> _THE EXERCISE_
In the records below, find each line with the word "поставщику" and copy it.

(Records excerpted from a collection)
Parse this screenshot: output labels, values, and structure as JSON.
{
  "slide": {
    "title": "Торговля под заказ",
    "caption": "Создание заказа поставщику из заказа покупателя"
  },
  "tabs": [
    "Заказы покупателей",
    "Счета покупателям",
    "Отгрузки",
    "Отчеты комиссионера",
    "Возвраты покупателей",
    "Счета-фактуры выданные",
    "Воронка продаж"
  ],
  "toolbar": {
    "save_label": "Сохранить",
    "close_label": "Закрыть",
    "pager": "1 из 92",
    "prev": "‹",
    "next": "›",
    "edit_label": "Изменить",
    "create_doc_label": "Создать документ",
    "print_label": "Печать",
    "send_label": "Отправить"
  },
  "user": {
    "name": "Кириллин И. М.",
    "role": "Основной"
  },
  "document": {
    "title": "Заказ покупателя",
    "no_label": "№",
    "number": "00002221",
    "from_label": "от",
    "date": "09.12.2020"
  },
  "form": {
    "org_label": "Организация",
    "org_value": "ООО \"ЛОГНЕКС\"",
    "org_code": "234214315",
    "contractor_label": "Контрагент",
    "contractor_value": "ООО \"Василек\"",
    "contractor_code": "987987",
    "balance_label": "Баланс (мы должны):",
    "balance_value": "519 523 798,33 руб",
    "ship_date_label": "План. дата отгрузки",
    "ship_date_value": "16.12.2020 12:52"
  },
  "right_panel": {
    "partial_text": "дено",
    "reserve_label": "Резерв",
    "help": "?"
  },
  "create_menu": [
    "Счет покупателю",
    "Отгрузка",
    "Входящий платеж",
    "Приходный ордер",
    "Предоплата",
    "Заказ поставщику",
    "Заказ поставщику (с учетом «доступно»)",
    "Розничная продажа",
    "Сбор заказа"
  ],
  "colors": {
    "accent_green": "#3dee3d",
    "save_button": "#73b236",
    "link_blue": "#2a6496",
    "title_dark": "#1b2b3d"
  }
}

> _RESPONSE FOR THIS EXERCISE_
    "caption": "Создание заказа поставщику из заказа покупателя"
    "Заказ поставщику",
    "Заказ поставщику (с учетом «доступно»)",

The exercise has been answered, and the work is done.